* _What is required_
Rewrite the listing from its beginning through the line containing "The rotation-preventing mechanism", changing "sectional view" to "cross-sectional view" and keeping everything else as is. Omit the pictures.

* _Records_

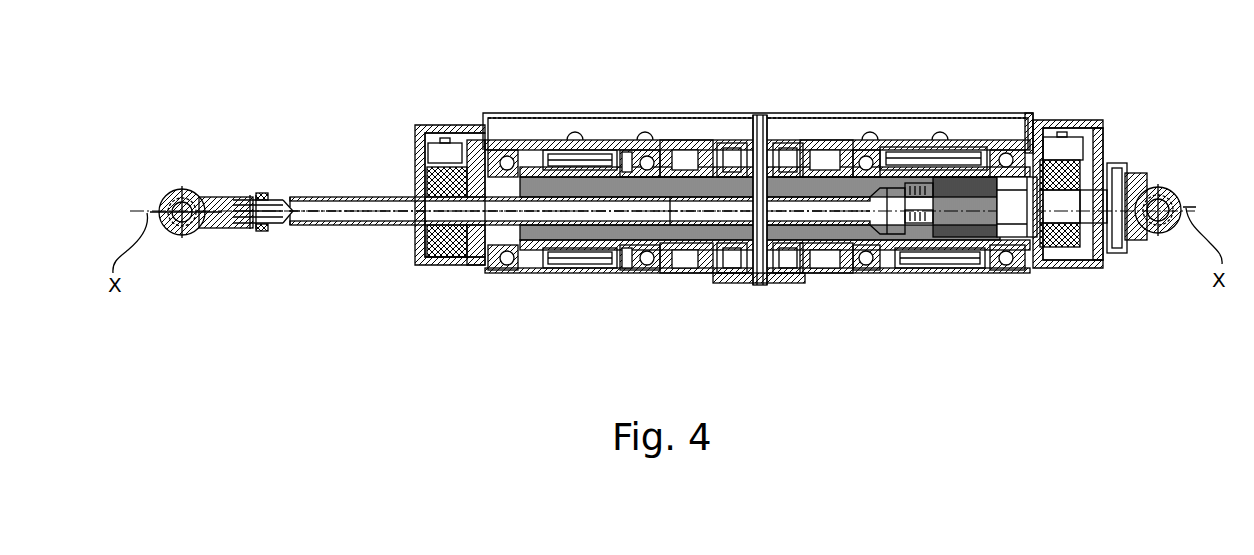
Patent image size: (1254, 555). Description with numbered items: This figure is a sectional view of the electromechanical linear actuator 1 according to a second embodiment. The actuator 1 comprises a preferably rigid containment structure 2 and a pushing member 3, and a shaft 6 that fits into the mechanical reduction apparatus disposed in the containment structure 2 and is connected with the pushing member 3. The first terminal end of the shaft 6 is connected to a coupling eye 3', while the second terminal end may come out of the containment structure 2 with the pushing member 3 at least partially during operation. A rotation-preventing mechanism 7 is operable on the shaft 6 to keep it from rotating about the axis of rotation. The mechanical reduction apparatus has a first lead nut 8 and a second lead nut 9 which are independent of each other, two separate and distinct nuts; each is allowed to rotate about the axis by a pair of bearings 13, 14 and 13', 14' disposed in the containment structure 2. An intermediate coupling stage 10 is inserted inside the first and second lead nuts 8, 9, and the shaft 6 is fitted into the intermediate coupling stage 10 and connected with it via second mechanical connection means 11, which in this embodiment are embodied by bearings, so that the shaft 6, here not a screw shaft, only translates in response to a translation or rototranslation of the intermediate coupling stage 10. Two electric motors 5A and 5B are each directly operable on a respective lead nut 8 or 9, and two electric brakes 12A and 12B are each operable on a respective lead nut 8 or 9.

The actuator 1 is at (1130, 74).
The containment structure 2 is at (523, 117).
The pushing member 3 is at (221, 171).
The coupling eye 3' is at (1165, 169).
The electric motor 5A is at (937, 273).
The electric motor 5B is at (578, 272).
The shaft 6 is at (318, 195).
The rotation-preventing mechanism 7 is at (414, 150).
The first lead nut 8 is at (973, 143).
The second lead nut 9 is at (543, 147).
The intermediate coupling stage 10 is at (890, 143).
The second mechanical connection means 11 is at (633, 147).
The electric brake 12A is at (833, 150).
The electric brake 12B is at (680, 147).
The bearing 13 is at (1068, 234).
The bearing 13' is at (683, 296).
The bearing 14 is at (883, 296).
The bearing 14' is at (488, 297).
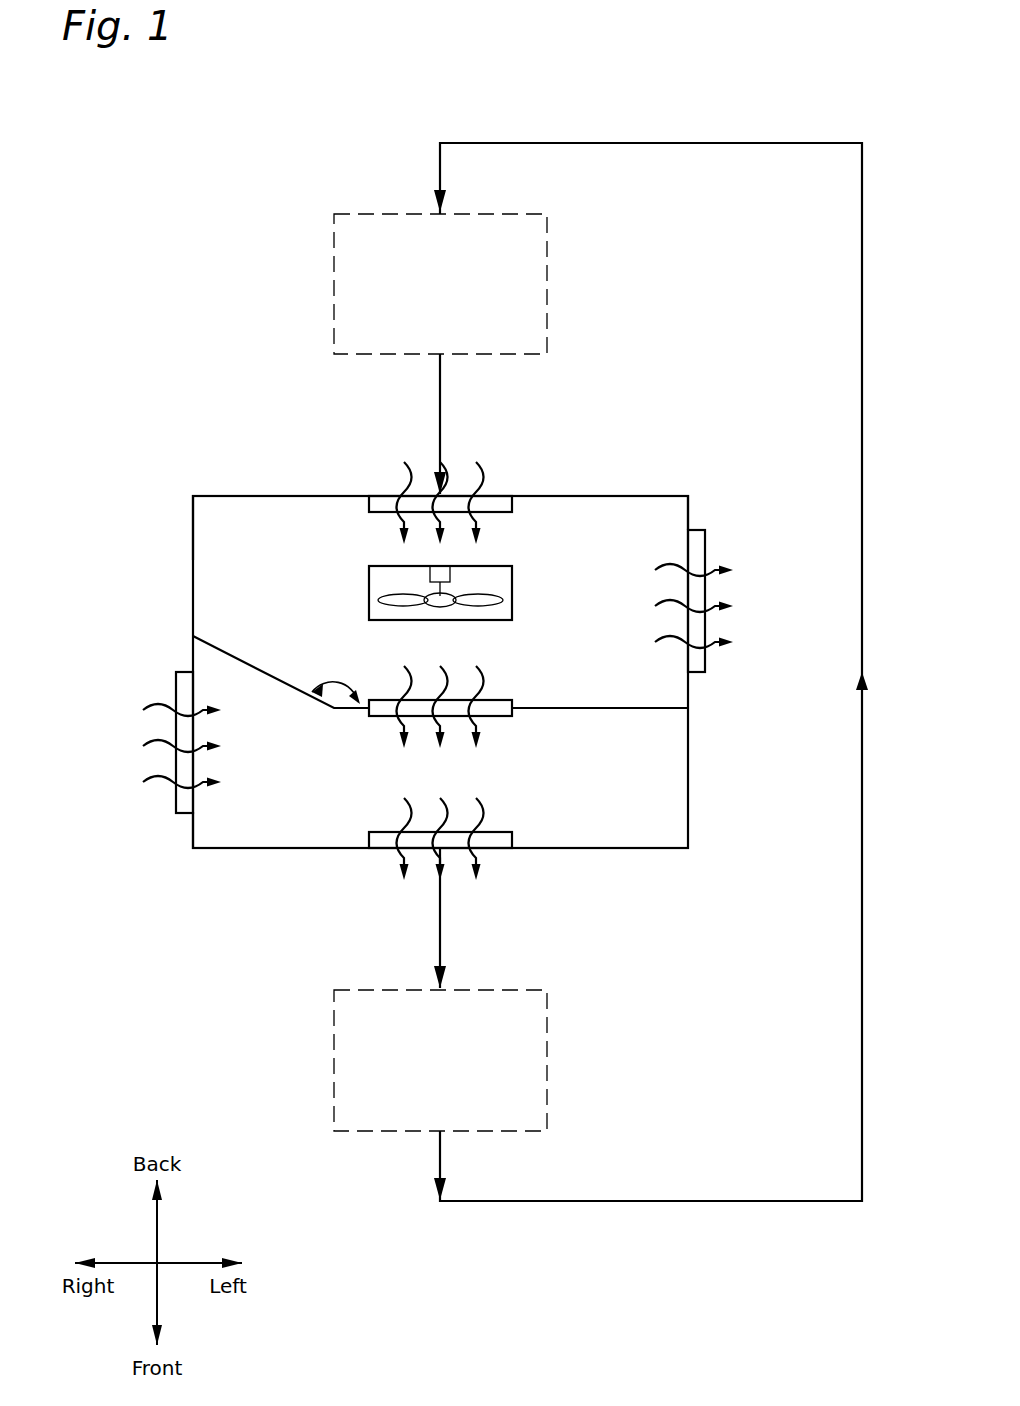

* _Output_
Patent image size: (1254, 555). Description with numbered items: This figure is a cross-sectional view of the electromechanical linear actuator 1 according to a second embodiment. The actuator 1 comprises a preferably rigid containment structure 2 and a pushing member 3, and a shaft 6 that fits into the mechanical reduction apparatus disposed in the containment structure 2 and is connected with the pushing member 3. The first terminal end of the shaft 6 is connected to a coupling eye 3', while the second terminal end may come out of the containment structure 2 with the pushing member 3 at least partially during operation. A rotation-preventing mechanism 7 is operable on the shaft 6 to keep it from rotating about the axis of rotation. The mechanical reduction apparatus has a first lead nut 8 and a second lead nut 9 which are independent of each other, two separate and distinct nuts; each is allowed to rotate about the axis by a pair of bearings 13, 14 and 13', 14' disposed in the containment structure 2. An intermediate coupling stage 10 is inserted inside the first and second lead nuts 8, 9, and the shaft 6 is fitted into the intermediate coupling stage 10 and connected with it via second mechanical connection means 11, which in this embodiment are embodied by bearings, so that the shaft 6, here not a screw shaft, only translates in response to a translation or rototranslation of the intermediate coupling stage 10. Two electric motors 5A and 5B are each directly operable on a respective lead nut 8 or 9, and two electric brakes 12A and 12B are each operable on a respective lead nut 8 or 9.

The actuator 1 is at (1130, 74).
The containment structure 2 is at (523, 117).
The pushing member 3 is at (221, 171).
The coupling eye 3' is at (1165, 169).
The electric motor 5A is at (937, 273).
The electric motor 5B is at (578, 272).
The shaft 6 is at (318, 195).
The rotation-preventing mechanism 7 is at (414, 150).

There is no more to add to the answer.